EXERCISE >> Every entry must be duplicated precisely as written.

####

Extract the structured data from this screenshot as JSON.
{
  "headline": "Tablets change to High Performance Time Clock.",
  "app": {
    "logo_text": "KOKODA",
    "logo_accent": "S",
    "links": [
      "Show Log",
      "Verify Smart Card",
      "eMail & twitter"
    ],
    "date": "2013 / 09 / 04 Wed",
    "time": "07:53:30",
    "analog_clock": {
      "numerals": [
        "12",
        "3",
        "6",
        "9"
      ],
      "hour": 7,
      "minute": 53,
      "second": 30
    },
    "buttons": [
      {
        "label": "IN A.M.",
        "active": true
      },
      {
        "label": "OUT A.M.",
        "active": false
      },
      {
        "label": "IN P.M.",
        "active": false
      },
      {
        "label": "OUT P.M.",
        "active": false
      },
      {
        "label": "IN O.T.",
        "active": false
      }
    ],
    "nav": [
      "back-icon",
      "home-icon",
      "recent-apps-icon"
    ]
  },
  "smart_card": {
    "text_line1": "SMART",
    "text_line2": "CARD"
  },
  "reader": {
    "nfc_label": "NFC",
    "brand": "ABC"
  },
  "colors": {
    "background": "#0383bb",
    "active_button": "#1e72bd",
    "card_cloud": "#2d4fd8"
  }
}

####

COMPLETED TASK >>
Extract the structured data from this screenshot as JSON.
{
  "headline": "Tablets change to High Performance Time Clock.",
  "app": {
    "logo_text": "KOKODA",
    "logo_accent": "S",
    "links": [
      "Show Log",
      "Verify Smart Card",
      "eMail & twitter"
    ],
    "date": "2013 / 09 / 04 Wed",
    "time": "07:53:30",
    "analog_clock": {
      "numerals": [
        "12",
        "3",
        "6",
        "9"
      ],
      "hour": 7,
      "minute": 53,
      "second": 30
    },
    "buttons": [
      {
        "label": "IN A.M.",
        "active": true
      },
      {
        "label": "OUT A.M.",
        "active": false
      },
      {
        "label": "IN P.M.",
        "active": false
      },
      {
        "label": "OUT P.M.",
        "active": false
      },
      {
        "label": "IN O.T.",
        "active": false
      }
    ],
    "nav": [
      "back-icon",
      "home-icon",
      "recent-apps-icon"
    ]
  },
  "smart_card": {
    "text_line1": "SMART",
    "text_line2": "CARD"
  },
  "reader": {
    "nfc_label": "NFC",
    "brand": "ABC"
  },
  "colors": {
    "background": "#0383bb",
    "active_button": "#1e72bd",
    "card_cloud": "#2d4fd8"
  }
}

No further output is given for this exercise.